● **RECORDS FOR PROCESSING**
----------
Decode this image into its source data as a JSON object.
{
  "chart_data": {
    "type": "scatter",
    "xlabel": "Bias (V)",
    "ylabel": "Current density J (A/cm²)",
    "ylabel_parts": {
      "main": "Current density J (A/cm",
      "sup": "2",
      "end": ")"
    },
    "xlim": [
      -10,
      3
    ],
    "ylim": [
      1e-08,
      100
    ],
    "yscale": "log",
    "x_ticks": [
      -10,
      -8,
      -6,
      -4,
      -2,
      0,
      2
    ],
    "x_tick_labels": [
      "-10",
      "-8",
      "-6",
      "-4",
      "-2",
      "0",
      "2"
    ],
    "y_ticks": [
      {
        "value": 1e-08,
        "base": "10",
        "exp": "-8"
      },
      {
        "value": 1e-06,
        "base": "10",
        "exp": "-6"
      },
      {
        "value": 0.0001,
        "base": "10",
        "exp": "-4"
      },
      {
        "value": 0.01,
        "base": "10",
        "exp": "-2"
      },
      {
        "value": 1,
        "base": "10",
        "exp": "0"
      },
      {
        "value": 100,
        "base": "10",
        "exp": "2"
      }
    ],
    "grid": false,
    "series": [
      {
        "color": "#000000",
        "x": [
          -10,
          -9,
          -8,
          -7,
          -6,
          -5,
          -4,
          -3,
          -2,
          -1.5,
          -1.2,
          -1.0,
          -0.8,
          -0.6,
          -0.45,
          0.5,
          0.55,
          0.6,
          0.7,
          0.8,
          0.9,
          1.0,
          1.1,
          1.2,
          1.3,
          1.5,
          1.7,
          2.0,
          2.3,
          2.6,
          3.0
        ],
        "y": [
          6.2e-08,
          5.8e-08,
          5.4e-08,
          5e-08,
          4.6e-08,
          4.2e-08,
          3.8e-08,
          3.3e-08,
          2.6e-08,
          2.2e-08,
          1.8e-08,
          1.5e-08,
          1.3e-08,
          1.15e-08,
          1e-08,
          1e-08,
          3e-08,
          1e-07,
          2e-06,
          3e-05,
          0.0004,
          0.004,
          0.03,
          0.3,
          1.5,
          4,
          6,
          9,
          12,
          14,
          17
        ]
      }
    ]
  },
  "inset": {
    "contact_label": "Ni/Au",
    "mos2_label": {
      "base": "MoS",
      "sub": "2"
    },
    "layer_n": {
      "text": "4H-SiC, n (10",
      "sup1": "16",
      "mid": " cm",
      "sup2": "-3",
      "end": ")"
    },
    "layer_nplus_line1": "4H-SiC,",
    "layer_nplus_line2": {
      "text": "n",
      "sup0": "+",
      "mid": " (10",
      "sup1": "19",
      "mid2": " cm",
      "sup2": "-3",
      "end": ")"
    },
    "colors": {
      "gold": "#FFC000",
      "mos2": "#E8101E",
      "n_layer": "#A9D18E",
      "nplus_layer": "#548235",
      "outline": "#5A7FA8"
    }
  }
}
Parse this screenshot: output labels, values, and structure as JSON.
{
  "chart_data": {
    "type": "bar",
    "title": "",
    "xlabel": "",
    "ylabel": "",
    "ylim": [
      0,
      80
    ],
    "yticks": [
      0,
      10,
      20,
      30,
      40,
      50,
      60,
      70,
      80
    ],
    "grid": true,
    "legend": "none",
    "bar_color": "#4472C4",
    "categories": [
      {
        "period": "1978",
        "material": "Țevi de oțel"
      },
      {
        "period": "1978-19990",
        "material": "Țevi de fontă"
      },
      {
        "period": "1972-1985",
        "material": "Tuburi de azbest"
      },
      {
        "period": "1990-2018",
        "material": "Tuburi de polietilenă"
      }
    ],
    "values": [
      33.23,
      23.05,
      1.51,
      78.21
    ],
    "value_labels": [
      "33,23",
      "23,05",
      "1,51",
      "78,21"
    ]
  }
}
----------
Set down only these lines, exactly: the line containing "Parse this screenshot: output" and each line after it, through the end of the listing.

Parse this screenshot: output labels, values, and structure as JSON.
{
  "chart_data": {
    "type": "bar",
    "title": "",
    "xlabel": "",
    "ylabel": "",
    "ylim": [
      0,
      80
    ],
    "yticks": [
      0,
      10,
      20,
      30,
      40,
      50,
      60,
      70,
      80
    ],
    "grid": true,
    "legend": "none",
    "bar_color": "#4472C4",
    "categories": [
      {
        "period": "1978",
        "material": "Țevi de oțel"
      },
      {
        "period": "1978-19990",
        "material": "Țevi de fontă"
      },
      {
        "period": "1972-1985",
        "material": "Tuburi de azbest"
      },
      {
        "period": "1990-2018",
        "material": "Tuburi de polietilenă"
      }
    ],
    "values": [
      33.23,
      23.05,
      1.51,
      78.21
    ],
    "value_labels": [
      "33,23",
      "23,05",
      "1,51",
      "78,21"
    ]
  }
}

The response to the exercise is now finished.